**TASK TO CARRY OUT**
Pick out the lines below that contain the string "coordinate" and copy them all.

----------------------------------------

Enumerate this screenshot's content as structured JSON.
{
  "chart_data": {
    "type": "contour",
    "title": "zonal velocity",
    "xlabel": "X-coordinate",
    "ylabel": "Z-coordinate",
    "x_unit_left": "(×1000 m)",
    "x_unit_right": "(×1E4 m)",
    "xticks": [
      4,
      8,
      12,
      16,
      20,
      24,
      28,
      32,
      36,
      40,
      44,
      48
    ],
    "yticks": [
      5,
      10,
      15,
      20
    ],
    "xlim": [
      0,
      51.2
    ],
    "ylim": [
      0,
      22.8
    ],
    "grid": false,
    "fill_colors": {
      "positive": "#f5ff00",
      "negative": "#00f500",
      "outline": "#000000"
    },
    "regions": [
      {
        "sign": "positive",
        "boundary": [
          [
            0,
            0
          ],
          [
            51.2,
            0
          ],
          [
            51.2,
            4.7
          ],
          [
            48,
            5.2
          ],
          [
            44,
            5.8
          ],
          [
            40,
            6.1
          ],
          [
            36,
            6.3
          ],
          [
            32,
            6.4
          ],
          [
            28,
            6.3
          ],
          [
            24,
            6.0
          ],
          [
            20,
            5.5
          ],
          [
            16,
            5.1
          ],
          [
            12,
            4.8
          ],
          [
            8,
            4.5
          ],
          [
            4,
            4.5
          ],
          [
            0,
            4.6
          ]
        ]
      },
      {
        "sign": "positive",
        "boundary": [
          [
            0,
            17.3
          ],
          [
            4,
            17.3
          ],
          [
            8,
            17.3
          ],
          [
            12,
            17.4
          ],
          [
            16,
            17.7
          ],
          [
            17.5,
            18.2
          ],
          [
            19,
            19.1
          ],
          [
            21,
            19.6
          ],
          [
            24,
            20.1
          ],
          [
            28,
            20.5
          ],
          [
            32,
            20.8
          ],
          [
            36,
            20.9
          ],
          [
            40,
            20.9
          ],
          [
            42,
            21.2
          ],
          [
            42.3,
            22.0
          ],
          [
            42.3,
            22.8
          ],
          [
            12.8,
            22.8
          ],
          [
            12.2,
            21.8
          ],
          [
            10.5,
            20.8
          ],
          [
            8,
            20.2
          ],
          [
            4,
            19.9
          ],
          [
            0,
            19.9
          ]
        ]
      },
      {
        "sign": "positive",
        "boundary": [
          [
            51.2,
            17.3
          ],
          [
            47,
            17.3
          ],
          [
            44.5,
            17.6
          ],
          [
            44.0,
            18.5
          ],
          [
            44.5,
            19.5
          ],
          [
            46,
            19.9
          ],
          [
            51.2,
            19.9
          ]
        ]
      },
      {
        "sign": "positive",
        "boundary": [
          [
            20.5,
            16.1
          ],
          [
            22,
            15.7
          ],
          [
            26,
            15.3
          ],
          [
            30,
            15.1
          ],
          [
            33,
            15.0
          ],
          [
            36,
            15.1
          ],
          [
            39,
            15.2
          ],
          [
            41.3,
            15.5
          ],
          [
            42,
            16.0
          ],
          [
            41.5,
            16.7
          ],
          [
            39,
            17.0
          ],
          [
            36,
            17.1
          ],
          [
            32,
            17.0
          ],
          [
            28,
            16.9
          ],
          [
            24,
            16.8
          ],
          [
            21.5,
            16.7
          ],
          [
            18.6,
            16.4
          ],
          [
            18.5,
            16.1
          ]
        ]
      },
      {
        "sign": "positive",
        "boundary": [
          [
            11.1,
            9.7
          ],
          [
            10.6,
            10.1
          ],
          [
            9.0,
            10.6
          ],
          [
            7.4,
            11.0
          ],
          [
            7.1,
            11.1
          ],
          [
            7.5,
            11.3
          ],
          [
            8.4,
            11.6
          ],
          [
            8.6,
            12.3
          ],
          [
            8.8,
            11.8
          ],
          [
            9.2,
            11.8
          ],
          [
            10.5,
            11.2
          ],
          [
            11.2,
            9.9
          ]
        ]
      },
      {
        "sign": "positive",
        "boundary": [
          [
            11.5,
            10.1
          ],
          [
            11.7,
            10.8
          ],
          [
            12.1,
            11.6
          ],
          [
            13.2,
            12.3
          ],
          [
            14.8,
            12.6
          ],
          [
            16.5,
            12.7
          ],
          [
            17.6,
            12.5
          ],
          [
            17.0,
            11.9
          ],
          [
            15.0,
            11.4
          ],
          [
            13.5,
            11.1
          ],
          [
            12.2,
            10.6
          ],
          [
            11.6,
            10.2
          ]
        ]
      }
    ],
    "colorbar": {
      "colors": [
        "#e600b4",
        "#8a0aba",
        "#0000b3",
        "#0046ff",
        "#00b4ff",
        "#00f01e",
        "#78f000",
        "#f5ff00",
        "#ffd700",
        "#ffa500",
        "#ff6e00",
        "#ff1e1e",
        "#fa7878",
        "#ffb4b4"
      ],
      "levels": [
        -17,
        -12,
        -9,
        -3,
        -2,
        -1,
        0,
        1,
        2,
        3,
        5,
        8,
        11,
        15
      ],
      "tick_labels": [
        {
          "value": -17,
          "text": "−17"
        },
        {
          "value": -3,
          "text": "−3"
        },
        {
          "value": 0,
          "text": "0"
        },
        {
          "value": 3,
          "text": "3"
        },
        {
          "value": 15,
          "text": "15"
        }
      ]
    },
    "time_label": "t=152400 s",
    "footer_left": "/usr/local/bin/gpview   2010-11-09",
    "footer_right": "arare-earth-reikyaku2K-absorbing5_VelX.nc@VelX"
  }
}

----------------------------------------

**WORKED ANSWER**
    "xlabel": "X-coordinate",
    "ylabel": "Z-coordinate",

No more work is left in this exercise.